Diez y siete años han pasado desde que el gobierno de transición (2000-2001) puso en marcha el más importante y eficaz esfuerzo nacional para enfrentar la corrupción. El impulso y decisión política desde el ejecutivo encabezado por Valentín Paniagua fue el elemento decisivo para que se pusiera a andar la justicia frente a una estructura criminal que operaba desde el Estado.

También lo fue para diseñar y aportar con una sustantiva estrategia anticorrupción de cara al futuro. La Iniciativa Nacional Anticorrupción (INA) convocó a 11 personalidades democráticas independientes las que, luego de diversos foros regionales de consulta, produjeron un excelente informe (“Un Perú sin Corrupción”. Concluido en julio del 2001, propuso 124 recomendaciones fundamentales, muchas de las cuales retoma ahora la “Comisión Presidencial de Integridad” luego de 15 años.

Me preocupé personalmente como Ministro de Justicia de que quedaran varios miles de ejemplares impresos de esas fundamentales recomendaciones independientes. En toda una simbología del lugar que ocupó en el sector la agenda anticorrupción luego del gobierno de transición, absolutamente todos los ejemplares del informe de la INA desaparecieron. Se comentaba, con conocimiento de causa, que mi sucesor ordenó guardarlos en un closet y que no circularan.

## Datos disponibles
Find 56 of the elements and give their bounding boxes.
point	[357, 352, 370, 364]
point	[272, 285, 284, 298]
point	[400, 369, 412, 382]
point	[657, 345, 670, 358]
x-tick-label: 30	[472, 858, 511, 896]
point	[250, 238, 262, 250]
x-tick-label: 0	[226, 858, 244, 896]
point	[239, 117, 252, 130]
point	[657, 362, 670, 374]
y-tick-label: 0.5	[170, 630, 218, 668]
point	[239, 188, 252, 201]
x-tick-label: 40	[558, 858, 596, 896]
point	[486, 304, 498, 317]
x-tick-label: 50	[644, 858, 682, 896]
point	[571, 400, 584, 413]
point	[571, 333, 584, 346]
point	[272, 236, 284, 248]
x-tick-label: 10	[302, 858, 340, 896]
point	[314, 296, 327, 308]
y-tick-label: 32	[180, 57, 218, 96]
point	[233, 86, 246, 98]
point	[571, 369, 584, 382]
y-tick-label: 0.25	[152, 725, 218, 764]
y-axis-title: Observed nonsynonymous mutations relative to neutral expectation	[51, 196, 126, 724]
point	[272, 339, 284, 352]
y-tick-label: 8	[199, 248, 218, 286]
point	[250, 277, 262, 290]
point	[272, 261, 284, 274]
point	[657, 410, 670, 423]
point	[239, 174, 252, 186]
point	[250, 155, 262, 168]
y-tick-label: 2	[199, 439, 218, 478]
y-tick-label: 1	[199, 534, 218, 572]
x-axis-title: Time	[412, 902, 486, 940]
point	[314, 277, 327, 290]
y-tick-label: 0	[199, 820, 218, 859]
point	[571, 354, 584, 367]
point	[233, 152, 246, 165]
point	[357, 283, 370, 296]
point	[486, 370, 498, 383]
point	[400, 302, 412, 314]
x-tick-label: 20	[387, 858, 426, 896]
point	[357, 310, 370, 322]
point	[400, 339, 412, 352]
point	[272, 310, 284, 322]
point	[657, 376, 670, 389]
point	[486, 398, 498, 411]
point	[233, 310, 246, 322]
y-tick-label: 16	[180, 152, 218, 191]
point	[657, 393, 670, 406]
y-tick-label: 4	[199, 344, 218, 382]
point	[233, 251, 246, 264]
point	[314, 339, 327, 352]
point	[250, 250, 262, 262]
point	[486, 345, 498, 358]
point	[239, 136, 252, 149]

## Ejercicio breve 1
Según el fragmento del documento, ¿cuántas recomendaciones propuso el informe de la Iniciativa Nacional Anticorrupción?
## Ejercicio breve 2
Cuenta las filas que contienen la cadena "title" y da solo el número.

## Resultado 1
124 recomendaciones fundamentales.

## Resultado 2
2